EXERCISE TASKS:
1. Translate this sentence from the heatwave commentary into French: "The Met Office’s new early warning system, while praised, has not been tested in a sustained heat event like this."
2. Set down a verbatim portion of the heatwave commentary, beginning at the words "Uncovered documents from" and stopping after "in concrete towers.".
3. Resume the heatwave commentary, writing what follows its final sentence.

SELECTED PASSAGE:
»»

Paris is boiling. The mercury hit 42°C on Tuesday, and the city’s canals have turned into makeshift swimming pools. Desperate Parisians, stripped to their underwear, are jumping into the Canal Saint-Martin as France issues a red alert for the heatwave. Meanwhile, in London, the government is patting itself on the back. Sources confirm that UK heatwave preparedness has been compared favourably to France’s chaotic response. But let’s not get too smug.
Uncovered documents from the Environment Agency show that UK contingency plans rely heavily on a patchwork of local initiatives and voluntary organisations. The Met Office’s new early warning system, while praised, has not been tested in a sustained heat event like this. The truth is, we are one power grid failure away from a national crisis.
The bodies are piling up in France. At least four deaths have been linked to the heat, with the elderly and homeless most at risk. In Paris, hospitals are overwhelmed, and the morgues are full. The French government has activated emergency cooling centres, but they are few and far between. The rich flee to the coast; the poor sweat it out in concrete towers.
Back in the UK, the narrative is one of relief. The Heatwave Plan for England, updated in 2023, includes a new ‘Level 4’ response for extreme events. But critics argue that the plan lacks teeth. There is no legal obligation for care homes to provide air conditioning. No national register of vulnerable people. No mandatory breaks for outdoor workers. The comparison with France is favourable because France is in meltdown, not because the UK is a model of preparedness.

««

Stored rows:
»»

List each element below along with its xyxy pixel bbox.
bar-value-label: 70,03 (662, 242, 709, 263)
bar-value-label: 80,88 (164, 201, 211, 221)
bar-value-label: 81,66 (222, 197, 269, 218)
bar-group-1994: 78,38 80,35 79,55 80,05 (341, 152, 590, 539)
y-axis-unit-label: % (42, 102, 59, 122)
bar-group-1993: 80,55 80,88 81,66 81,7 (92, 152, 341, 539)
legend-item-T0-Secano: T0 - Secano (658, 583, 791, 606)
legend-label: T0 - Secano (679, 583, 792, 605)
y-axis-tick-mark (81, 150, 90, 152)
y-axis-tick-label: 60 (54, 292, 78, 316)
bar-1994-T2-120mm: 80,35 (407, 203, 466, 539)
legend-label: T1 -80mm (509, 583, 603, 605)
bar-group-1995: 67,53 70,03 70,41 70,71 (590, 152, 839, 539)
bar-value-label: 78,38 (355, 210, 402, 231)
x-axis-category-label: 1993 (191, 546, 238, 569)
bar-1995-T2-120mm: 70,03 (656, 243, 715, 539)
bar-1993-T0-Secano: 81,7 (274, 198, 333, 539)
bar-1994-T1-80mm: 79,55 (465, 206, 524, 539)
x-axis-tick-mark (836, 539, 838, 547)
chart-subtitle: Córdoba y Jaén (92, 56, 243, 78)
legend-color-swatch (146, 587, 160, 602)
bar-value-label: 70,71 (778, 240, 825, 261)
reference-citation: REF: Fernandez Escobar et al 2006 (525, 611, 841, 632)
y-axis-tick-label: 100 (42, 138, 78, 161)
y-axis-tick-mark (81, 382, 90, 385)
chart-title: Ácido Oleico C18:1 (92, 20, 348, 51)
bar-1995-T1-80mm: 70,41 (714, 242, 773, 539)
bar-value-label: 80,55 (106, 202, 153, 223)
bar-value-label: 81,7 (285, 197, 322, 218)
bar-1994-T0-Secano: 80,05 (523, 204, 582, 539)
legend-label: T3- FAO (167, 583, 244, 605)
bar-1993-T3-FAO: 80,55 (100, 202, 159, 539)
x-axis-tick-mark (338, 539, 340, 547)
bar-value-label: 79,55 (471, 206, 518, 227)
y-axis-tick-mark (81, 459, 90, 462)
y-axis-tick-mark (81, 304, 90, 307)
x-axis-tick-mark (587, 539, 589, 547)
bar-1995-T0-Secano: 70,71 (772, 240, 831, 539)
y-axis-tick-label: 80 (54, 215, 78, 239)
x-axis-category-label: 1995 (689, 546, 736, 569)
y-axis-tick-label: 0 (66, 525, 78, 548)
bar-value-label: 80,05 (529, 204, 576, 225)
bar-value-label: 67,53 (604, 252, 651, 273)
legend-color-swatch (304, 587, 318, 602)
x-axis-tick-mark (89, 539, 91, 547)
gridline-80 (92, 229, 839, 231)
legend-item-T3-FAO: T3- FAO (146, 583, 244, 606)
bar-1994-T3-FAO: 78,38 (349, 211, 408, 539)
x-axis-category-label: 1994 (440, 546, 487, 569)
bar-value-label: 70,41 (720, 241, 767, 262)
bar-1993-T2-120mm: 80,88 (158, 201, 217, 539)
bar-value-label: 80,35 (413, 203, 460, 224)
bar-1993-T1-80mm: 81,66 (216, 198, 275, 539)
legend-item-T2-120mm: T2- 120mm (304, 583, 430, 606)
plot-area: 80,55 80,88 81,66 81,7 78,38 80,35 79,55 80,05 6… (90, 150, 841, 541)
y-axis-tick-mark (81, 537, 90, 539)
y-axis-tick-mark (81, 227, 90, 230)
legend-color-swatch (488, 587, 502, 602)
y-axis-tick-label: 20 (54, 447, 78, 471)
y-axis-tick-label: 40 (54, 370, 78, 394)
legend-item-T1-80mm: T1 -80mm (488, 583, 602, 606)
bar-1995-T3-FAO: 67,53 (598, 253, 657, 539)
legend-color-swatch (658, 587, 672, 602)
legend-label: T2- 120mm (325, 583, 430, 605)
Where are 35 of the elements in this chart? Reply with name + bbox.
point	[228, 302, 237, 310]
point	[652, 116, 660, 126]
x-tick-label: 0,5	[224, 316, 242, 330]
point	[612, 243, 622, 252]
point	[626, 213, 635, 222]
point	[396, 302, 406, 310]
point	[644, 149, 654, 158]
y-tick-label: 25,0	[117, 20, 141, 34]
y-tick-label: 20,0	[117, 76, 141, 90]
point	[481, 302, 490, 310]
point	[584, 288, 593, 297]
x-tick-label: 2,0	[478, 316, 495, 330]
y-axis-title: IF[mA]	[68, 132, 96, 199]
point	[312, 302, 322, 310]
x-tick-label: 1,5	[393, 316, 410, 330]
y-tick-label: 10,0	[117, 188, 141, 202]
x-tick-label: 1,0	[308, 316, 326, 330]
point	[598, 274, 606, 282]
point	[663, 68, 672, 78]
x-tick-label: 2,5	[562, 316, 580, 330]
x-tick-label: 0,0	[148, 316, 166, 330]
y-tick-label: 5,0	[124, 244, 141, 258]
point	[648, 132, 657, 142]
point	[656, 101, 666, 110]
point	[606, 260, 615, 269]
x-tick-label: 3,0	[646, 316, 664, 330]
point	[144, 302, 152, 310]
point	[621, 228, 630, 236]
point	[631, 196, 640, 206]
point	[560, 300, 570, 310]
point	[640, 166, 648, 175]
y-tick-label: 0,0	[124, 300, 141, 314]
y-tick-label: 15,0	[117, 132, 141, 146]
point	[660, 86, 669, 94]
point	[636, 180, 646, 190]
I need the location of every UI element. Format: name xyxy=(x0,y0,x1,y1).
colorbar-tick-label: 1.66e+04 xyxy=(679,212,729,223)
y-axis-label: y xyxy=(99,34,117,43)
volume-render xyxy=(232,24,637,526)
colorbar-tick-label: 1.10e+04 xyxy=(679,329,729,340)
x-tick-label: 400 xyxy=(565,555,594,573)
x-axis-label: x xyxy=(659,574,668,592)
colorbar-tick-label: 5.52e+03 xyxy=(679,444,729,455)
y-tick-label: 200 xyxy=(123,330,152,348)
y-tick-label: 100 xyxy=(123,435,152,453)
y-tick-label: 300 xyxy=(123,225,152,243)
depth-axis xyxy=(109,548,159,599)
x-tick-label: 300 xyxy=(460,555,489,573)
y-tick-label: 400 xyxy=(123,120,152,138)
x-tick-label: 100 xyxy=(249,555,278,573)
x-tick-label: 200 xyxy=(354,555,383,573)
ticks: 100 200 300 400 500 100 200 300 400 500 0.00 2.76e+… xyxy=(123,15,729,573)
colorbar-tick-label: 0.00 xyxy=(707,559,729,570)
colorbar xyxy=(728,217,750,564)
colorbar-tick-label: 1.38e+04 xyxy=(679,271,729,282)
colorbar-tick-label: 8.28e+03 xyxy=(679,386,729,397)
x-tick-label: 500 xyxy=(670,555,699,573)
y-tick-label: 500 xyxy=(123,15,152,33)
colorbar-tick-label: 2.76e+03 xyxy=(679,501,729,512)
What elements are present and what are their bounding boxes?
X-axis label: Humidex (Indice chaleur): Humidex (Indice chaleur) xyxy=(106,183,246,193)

««

EXPECTED RESULTS:
1. Le nouveau système d’alerte précoce du Met Office, bien que salué, n’a pas été mis à l’épreuve lors d’un épisode de chaleur prolongé comme celui-ci.

2.
Uncovered documents from the Environment Agency show that UK contingency plans rely heavily on a patchwork of local initiatives and voluntary organisations. The Met Office’s new early warning system, while praised, has not been tested in a sustained heat event like this. The truth is, we are one power grid failure away from a national crisis.
The bodies are piling up in France. At least four deaths have been linked to the heat, with the elderly and homeless most at risk. In Paris, hospitals are overwhelmed, and the morgues are full. The French government has activated emergency cooling centres, but they are few and far between. The rich flee to the coast; the poor sweat it out in concrete towers.

3.
Let’s talk about the money. The French energy giant EDF has shut down four nuclear reactors because the rivers used for cooling are too hot. That’s a 6% reduction in national power capacity. In the UK, we have no such issue because our nuclear plants are mostly coastal. But our aging infrastructure is creaking. The National Grid has issued a warning about potential blackouts if the heatwave continues. So much for comparing favourably.
The real scandal is the lack of investment. The government’s own Climate Change Committee warned in 2022 that the UK is not prepared for the increase in extreme heat events. Their report, buried in a drawer at Whitehall, called for £5 billion in adaptation spending. Instead, we got a 0.5% budget cut for the Environment Agency. The money that could have been used to install public cooling centres, plant shade trees, and insulate homes is nowhere to be seen.
But let’s not forget the human cost. In France, the elderly are dying alone in unventilated apartments. In the UK, the same fate awaits if we don’t act. The comparison is a distraction. A way for ministers to avoid hard questions. The truth is, both countries are failing their citizens. The only difference is the speed of the collapse.
As I write this, the temperature in Paris is still rising. The canals are crowded. The ambulances are silent because there are no more to send. And in London, the government is issuing press releases about how well we’re doing. Don’t believe them. Follow the money. Find the bodies. The heatwave is just the beginning.